#### Data for this task:
## BEGIN

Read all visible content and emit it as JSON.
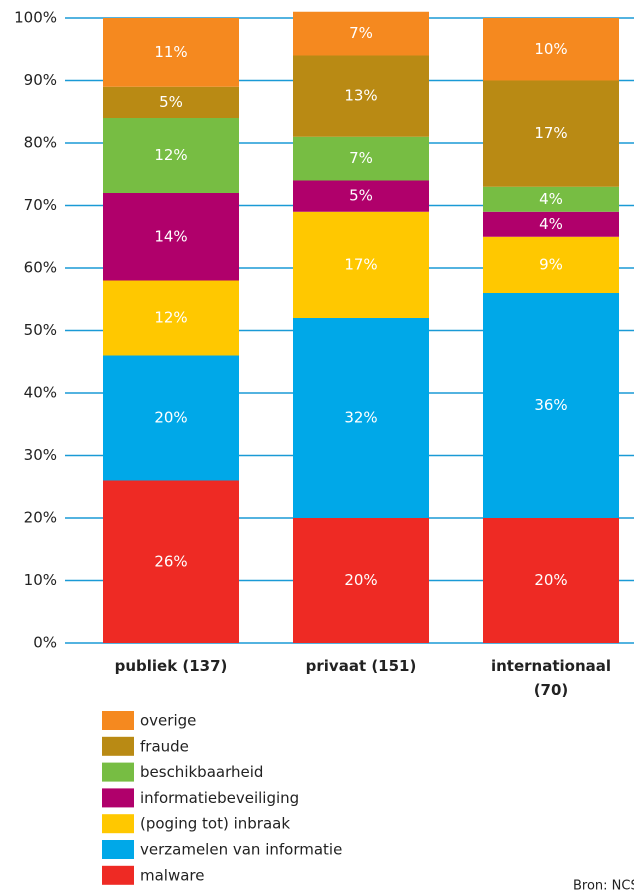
{
  "chart_data": {
    "type": "stacked-bar",
    "categories": [
      "publiek (137)",
      "privaat (151)",
      "internationaal (70)"
    ],
    "series": [
      {
        "name": "malware",
        "color": "#ee2a24",
        "values": [
          26,
          20,
          20
        ],
        "value_labels": [
          "26%",
          "20%",
          "20%"
        ]
      },
      {
        "name": "verzamelen van informatie",
        "color": "#00a8e8",
        "values": [
          20,
          32,
          36
        ],
        "value_labels": [
          "20%",
          "32%",
          "36%"
        ]
      },
      {
        "name": "(poging tot) inbraak",
        "color": "#ffc800",
        "values": [
          12,
          17,
          9
        ],
        "value_labels": [
          "12%",
          "17%",
          "9%"
        ]
      },
      {
        "name": "informatiebeveiliging",
        "color": "#b0006b",
        "values": [
          14,
          5,
          4
        ],
        "value_labels": [
          "14%",
          "5%",
          "4%"
        ]
      },
      {
        "name": "beschikbaarheid",
        "color": "#77bd43",
        "values": [
          12,
          7,
          4
        ],
        "value_labels": [
          "12%",
          "7%",
          "4%"
        ]
      },
      {
        "name": "fraude",
        "color": "#b98a14",
        "values": [
          5,
          13,
          17
        ],
        "value_labels": [
          "5%",
          "13%",
          "17%"
        ]
      },
      {
        "name": "overige",
        "color": "#f5891f",
        "values": [
          11,
          7,
          10
        ],
        "value_labels": [
          "11%",
          "7%",
          "10%"
        ]
      }
    ],
    "ylim": [
      0,
      100
    ],
    "yticks": [
      {
        "value": 0,
        "label": "0%"
      },
      {
        "value": 10,
        "label": "10%"
      },
      {
        "value": 20,
        "label": "20%"
      },
      {
        "value": 30,
        "label": "30%"
      },
      {
        "value": 40,
        "label": "40%"
      },
      {
        "value": 50,
        "label": "50%"
      },
      {
        "value": 60,
        "label": "60%"
      },
      {
        "value": 70,
        "label": "70%"
      },
      {
        "value": 80,
        "label": "80%"
      },
      {
        "value": 90,
        "label": "90%"
      },
      {
        "value": 100,
        "label": "100%"
      }
    ],
    "grid": true,
    "grid_color": "#1a9ad6",
    "source": "Bron: NCSC"
  }
}
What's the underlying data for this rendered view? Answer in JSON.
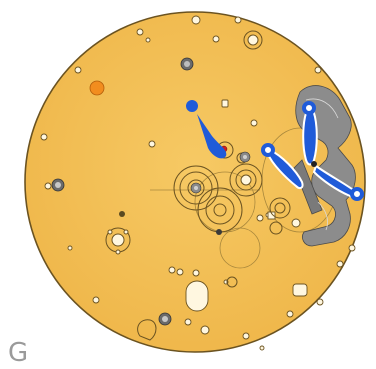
{
  "diagram": {
    "corner_letter": "G",
    "colors": {
      "plate_fill": "#f2bd52",
      "plate_stroke": "#6b5321",
      "detail_stroke": "#6f5a28",
      "highlight_blue": "#1f5bd9",
      "bridge_gray": "#8c8c8c",
      "ruby_red": "#cc1f1f",
      "orange_jewel": "#f28d1e"
    }
  }
}
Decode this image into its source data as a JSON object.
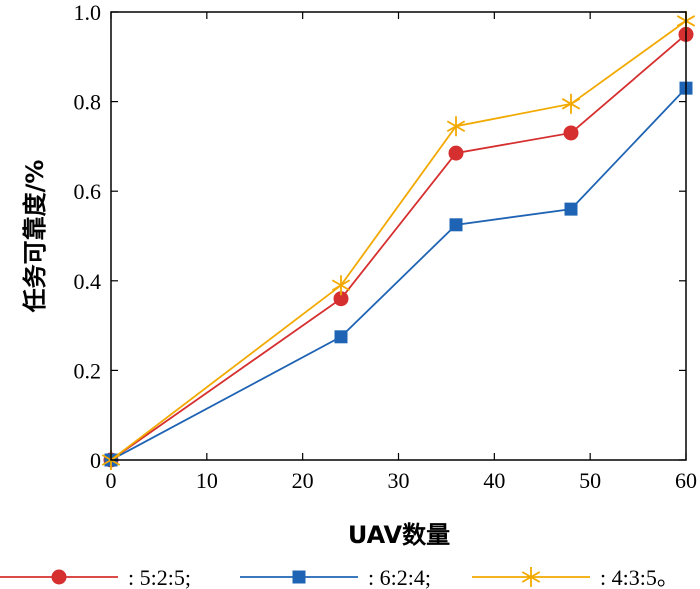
{
  "chart_data": {
    "type": "line",
    "title": "",
    "xlabel": "UAV数量",
    "ylabel": "任务可靠度/%",
    "x": [
      0,
      24,
      36,
      48,
      60
    ],
    "xlim": [
      0,
      60
    ],
    "ylim": [
      0,
      1.0
    ],
    "x_ticks": [
      "0",
      "10",
      "20",
      "30",
      "40",
      "50",
      "60"
    ],
    "y_ticks": [
      "0",
      "0.2",
      "0.4",
      "0.6",
      "0.8",
      "1.0"
    ],
    "grid": false,
    "legend_position": "bottom",
    "series": [
      {
        "name": ": 5:2:5;",
        "color": "#d62f2f",
        "marker": "circle",
        "values": [
          0,
          0.36,
          0.685,
          0.73,
          0.95
        ]
      },
      {
        "name": ": 6:2:4;",
        "color": "#1f64b4",
        "marker": "square",
        "values": [
          0,
          0.275,
          0.525,
          0.56,
          0.83
        ]
      },
      {
        "name": ": 4:3:5。",
        "color": "#f2a900",
        "marker": "asterisk",
        "values": [
          0,
          0.39,
          0.745,
          0.795,
          0.98
        ]
      }
    ]
  }
}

## END

#### Exercise goal:
The data above should be repeated exactly, minus any pictures.

#### Task output:
Read all visible content and emit it as JSON.
{
  "chart_data": {
    "type": "stacked-bar",
    "categories": [
      "publiek (137)",
      "privaat (151)",
      "internationaal (70)"
    ],
    "series": [
      {
        "name": "malware",
        "color": "#ee2a24",
        "values": [
          26,
          20,
          20
        ],
        "value_labels": [
          "26%",
          "20%",
          "20%"
        ]
      },
      {
        "name": "verzamelen van informatie",
        "color": "#00a8e8",
        "values": [
          20,
          32,
          36
        ],
        "value_labels": [
          "20%",
          "32%",
          "36%"
        ]
      },
      {
        "name": "(poging tot) inbraak",
        "color": "#ffc800",
        "values": [
          12,
          17,
          9
        ],
        "value_labels": [
          "12%",
          "17%",
          "9%"
        ]
      },
      {
        "name": "informatiebeveiliging",
        "color": "#b0006b",
        "values": [
          14,
          5,
          4
        ],
        "value_labels": [
          "14%",
          "5%",
          "4%"
        ]
      },
      {
        "name": "beschikbaarheid",
        "color": "#77bd43",
        "values": [
          12,
          7,
          4
        ],
        "value_labels": [
          "12%",
          "7%",
          "4%"
        ]
      },
      {
        "name": "fraude",
        "color": "#b98a14",
        "values": [
          5,
          13,
          17
        ],
        "value_labels": [
          "5%",
          "13%",
          "17%"
        ]
      },
      {
        "name": "overige",
        "color": "#f5891f",
        "values": [
          11,
          7,
          10
        ],
        "value_labels": [
          "11%",
          "7%",
          "10%"
        ]
      }
    ],
    "ylim": [
      0,
      100
    ],
    "yticks": [
      {
        "value": 0,
        "label": "0%"
      },
      {
        "value": 10,
        "label": "10%"
      },
      {
        "value": 20,
        "label": "20%"
      },
      {
        "value": 30,
        "label": "30%"
      },
      {
        "value": 40,
        "label": "40%"
      },
      {
        "value": 50,
        "label": "50%"
      },
      {
        "value": 60,
        "label": "60%"
      },
      {
        "value": 70,
        "label": "70%"
      },
      {
        "value": 80,
        "label": "80%"
      },
      {
        "value": 90,
        "label": "90%"
      },
      {
        "value": 100,
        "label": "100%"
      }
    ],
    "grid": true,
    "grid_color": "#1a9ad6",
    "source": "Bron: NCSC"
  }
}
What's the underlying data for this rendered view? Answer in JSON.
{
  "diagram": {
    "corner_letter": "G",
    "colors": {
      "plate_fill": "#f2bd52",
      "plate_stroke": "#6b5321",
      "detail_stroke": "#6f5a28",
      "highlight_blue": "#1f5bd9",
      "bridge_gray": "#8c8c8c",
      "ruby_red": "#cc1f1f",
      "orange_jewel": "#f28d1e"
    }
  }
}
Decode this image into its source data as a JSON object.
{
  "chart_data": {
    "type": "line",
    "title": "",
    "xlabel": "UAV数量",
    "ylabel": "任务可靠度/%",
    "x": [
      0,
      24,
      36,
      48,
      60
    ],
    "xlim": [
      0,
      60
    ],
    "ylim": [
      0,
      1.0
    ],
    "x_ticks": [
      "0",
      "10",
      "20",
      "30",
      "40",
      "50",
      "60"
    ],
    "y_ticks": [
      "0",
      "0.2",
      "0.4",
      "0.6",
      "0.8",
      "1.0"
    ],
    "grid": false,
    "legend_position": "bottom",
    "series": [
      {
        "name": ": 5:2:5;",
        "color": "#d62f2f",
        "marker": "circle",
        "values": [
          0,
          0.36,
          0.685,
          0.73,
          0.95
        ]
      },
      {
        "name": ": 6:2:4;",
        "color": "#1f64b4",
        "marker": "square",
        "values": [
          0,
          0.275,
          0.525,
          0.56,
          0.83
        ]
      },
      {
        "name": ": 4:3:5。",
        "color": "#f2a900",
        "marker": "asterisk",
        "values": [
          0,
          0.39,
          0.745,
          0.795,
          0.98
        ]
      }
    ]
  }
}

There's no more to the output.